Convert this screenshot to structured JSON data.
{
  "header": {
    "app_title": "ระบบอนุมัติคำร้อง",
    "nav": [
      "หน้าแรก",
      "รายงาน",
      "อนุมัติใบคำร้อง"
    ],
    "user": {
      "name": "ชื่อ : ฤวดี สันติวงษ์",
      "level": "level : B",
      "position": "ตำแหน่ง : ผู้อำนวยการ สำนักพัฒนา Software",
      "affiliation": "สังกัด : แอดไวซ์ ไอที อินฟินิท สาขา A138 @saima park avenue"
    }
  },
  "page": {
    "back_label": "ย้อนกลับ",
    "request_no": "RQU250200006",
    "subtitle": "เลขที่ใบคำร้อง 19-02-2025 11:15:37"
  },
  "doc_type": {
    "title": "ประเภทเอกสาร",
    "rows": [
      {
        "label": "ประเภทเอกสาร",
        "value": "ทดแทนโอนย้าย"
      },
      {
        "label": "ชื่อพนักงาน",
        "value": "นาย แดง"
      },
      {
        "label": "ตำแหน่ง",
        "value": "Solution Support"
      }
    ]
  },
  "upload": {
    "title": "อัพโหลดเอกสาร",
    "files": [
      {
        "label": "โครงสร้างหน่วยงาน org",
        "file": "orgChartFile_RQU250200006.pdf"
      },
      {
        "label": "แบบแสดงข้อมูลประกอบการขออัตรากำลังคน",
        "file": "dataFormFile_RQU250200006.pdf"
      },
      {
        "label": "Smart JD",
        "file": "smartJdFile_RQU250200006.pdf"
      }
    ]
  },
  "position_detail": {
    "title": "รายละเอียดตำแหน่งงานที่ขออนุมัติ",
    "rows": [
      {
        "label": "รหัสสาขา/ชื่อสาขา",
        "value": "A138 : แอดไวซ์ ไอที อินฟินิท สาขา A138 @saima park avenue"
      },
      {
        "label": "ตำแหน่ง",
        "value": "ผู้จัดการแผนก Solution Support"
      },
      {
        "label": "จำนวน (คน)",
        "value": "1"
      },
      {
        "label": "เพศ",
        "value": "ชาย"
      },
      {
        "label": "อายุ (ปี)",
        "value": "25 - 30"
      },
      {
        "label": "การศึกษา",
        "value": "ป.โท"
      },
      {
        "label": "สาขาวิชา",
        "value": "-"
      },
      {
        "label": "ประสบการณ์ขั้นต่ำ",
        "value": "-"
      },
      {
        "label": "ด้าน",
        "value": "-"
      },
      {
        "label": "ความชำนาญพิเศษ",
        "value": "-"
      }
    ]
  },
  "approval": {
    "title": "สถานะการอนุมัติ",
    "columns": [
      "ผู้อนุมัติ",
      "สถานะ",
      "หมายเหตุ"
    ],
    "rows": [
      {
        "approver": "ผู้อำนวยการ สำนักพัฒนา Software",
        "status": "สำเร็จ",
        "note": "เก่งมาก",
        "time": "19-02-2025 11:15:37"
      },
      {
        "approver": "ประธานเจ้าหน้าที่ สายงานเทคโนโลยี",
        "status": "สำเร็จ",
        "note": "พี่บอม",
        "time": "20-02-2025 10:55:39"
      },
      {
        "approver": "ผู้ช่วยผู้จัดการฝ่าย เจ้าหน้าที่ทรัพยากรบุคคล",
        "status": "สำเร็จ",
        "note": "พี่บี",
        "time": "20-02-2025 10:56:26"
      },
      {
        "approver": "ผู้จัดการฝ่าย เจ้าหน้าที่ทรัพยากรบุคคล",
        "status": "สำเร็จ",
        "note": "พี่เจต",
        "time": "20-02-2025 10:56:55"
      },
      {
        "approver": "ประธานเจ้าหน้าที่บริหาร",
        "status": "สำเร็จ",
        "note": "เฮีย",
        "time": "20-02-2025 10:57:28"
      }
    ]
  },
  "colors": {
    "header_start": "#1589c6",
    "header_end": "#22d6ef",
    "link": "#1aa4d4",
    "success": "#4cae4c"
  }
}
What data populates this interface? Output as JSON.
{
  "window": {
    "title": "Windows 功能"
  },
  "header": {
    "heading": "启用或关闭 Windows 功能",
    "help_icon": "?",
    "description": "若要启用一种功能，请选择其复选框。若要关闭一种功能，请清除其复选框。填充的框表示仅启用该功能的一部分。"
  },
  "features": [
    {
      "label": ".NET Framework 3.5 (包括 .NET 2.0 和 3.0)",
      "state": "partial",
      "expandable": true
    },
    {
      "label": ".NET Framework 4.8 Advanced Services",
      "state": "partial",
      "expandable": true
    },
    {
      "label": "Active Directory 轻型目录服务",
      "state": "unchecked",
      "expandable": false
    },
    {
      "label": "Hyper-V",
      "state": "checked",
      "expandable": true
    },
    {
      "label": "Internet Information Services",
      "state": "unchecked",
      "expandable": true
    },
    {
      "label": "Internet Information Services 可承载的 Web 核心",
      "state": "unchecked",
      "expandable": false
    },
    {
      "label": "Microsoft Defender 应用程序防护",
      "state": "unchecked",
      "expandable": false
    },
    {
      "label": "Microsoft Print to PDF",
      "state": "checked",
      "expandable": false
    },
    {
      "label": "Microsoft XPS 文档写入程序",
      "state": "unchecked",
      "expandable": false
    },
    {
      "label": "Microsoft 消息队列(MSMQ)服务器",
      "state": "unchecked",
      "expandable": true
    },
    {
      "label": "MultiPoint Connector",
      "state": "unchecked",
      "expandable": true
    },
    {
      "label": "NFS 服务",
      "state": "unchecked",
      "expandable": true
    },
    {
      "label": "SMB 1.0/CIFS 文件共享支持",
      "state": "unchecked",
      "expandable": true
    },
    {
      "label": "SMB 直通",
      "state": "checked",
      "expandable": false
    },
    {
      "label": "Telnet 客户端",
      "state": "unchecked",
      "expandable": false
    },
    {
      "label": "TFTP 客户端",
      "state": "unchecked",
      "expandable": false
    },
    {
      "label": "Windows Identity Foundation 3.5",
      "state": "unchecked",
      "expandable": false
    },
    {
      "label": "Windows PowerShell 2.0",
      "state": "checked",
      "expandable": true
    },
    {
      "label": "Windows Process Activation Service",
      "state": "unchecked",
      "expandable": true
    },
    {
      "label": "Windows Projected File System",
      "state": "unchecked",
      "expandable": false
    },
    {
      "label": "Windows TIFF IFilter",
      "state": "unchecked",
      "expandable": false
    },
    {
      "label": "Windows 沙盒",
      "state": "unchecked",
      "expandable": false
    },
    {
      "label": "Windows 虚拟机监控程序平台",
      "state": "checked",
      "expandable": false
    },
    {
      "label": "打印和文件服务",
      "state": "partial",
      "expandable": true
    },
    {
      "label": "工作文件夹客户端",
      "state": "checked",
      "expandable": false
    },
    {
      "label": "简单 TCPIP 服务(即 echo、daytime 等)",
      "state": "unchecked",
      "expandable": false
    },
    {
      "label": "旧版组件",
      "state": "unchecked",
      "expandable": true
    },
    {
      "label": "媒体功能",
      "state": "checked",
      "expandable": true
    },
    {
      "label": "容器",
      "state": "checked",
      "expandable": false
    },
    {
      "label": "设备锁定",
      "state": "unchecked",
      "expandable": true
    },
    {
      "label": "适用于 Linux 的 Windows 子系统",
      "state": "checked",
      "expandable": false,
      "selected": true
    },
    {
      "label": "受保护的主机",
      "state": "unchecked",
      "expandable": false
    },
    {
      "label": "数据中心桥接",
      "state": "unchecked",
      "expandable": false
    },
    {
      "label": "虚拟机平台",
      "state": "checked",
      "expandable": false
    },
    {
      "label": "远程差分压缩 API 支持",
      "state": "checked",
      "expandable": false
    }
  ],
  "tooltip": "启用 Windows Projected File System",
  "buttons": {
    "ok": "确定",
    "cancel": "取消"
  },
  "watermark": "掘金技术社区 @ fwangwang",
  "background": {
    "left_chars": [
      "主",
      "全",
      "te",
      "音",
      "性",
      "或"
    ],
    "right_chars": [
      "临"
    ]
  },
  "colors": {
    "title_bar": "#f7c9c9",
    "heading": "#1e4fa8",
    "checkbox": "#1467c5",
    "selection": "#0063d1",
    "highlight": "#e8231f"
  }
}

□ □ □

* _TO BE DONE_: State the count of lines that contain the string "Services". Nothing else is needed.

* _EXERCISE RESULT_: 3